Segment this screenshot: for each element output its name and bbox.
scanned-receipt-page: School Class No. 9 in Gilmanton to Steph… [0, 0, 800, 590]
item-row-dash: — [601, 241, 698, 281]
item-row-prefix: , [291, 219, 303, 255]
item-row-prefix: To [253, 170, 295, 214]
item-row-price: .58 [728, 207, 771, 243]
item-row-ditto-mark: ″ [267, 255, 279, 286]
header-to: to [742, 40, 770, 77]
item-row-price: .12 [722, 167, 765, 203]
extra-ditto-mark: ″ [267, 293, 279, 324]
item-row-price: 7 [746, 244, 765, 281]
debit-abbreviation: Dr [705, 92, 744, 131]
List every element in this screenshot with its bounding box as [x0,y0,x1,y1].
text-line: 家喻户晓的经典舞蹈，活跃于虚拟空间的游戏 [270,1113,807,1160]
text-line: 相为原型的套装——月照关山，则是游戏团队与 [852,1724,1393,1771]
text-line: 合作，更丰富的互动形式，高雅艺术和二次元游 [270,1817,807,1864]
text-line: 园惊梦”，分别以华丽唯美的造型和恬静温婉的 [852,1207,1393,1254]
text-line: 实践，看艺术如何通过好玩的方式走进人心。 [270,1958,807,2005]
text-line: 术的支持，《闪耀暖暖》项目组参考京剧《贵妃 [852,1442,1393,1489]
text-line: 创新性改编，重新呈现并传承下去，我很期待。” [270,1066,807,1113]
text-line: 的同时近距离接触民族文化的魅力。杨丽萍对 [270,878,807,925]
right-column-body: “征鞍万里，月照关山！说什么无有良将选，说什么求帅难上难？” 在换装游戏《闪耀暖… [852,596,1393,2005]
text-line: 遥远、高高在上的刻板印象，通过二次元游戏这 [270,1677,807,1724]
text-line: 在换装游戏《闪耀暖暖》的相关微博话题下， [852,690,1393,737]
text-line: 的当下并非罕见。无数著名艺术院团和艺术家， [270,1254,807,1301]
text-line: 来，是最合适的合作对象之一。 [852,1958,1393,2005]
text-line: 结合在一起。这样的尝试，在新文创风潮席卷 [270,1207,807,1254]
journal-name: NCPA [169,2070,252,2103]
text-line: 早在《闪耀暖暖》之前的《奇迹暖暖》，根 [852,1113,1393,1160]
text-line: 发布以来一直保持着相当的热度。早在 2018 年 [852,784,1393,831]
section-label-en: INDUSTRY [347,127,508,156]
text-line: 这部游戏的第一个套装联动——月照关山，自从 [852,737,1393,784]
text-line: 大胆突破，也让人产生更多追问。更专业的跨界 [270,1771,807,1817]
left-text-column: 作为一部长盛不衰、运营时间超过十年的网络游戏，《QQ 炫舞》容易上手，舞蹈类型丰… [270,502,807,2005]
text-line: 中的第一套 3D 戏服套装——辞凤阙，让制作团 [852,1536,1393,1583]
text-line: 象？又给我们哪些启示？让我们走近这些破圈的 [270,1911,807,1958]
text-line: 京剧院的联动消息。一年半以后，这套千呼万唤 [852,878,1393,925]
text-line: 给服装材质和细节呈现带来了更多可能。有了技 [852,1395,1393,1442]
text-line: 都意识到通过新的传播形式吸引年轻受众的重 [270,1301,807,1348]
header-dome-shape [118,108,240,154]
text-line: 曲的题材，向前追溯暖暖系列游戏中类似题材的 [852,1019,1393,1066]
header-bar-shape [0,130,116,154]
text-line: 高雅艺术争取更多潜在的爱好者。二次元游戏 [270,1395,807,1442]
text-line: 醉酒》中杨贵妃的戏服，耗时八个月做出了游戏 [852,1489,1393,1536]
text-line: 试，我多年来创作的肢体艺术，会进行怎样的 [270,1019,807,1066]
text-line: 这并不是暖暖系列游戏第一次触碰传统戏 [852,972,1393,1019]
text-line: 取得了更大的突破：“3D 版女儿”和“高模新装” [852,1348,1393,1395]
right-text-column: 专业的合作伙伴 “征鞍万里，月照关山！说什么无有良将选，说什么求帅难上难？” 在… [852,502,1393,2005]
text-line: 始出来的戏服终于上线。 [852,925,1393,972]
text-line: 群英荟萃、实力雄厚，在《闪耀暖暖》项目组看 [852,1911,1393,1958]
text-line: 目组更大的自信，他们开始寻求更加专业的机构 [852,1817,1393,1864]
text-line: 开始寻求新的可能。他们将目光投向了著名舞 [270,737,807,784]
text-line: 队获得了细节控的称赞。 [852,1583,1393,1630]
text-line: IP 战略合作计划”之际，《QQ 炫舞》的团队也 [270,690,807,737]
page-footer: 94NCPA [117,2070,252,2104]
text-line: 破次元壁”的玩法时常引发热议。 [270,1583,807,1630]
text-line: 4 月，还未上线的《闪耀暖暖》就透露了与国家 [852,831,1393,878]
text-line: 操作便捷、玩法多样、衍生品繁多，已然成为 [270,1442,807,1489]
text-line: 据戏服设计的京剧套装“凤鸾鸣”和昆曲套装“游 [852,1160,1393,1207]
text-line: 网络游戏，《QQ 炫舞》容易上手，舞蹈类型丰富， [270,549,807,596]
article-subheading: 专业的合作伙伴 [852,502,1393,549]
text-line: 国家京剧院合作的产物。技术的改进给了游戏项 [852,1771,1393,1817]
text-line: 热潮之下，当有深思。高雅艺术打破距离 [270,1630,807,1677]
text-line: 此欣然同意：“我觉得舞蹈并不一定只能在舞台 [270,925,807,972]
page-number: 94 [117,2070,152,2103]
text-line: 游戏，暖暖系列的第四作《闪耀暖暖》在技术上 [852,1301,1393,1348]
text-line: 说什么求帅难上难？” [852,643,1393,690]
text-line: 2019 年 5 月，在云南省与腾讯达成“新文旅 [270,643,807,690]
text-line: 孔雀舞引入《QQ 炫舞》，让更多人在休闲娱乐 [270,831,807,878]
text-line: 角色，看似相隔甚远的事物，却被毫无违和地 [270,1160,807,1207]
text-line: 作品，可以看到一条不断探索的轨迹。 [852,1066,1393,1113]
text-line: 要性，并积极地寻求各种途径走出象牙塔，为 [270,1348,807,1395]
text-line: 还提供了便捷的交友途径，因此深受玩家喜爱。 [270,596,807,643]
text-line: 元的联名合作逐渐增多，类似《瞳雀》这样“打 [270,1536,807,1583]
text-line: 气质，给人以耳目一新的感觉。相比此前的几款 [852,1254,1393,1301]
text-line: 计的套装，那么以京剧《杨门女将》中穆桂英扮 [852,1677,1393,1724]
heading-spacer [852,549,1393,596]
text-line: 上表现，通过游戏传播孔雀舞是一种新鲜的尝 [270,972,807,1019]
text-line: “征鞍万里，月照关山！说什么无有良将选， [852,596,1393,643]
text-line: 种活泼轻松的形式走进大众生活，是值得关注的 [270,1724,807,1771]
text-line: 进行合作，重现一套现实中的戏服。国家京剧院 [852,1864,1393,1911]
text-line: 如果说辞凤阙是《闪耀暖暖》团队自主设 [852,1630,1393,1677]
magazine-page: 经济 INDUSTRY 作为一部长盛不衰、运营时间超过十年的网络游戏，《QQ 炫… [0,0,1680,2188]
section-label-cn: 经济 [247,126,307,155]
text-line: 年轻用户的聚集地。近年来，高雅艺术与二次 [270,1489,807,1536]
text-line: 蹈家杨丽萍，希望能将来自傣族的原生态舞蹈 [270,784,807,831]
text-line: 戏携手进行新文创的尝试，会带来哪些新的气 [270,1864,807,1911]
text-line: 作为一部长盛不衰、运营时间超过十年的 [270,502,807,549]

● WRITTEN INSTRUCTION
Reproduce word for word the stretch of the entries above from their first line through the line containing "header-to: to [742, 40, 770, 77]", with both of those lines included.

● REPLY
Segment this screenshot: for each element output its name and bbox.
scanned-receipt-page: School Class No. 9 in Gilmanton to Steph… [0, 0, 800, 590]
item-row-dash: — [601, 241, 698, 281]
item-row-prefix: , [291, 219, 303, 255]
item-row-prefix: To [253, 170, 295, 214]
item-row-price: .58 [728, 207, 771, 243]
item-row-ditto-mark: ″ [267, 255, 279, 286]
header-to: to [742, 40, 770, 77]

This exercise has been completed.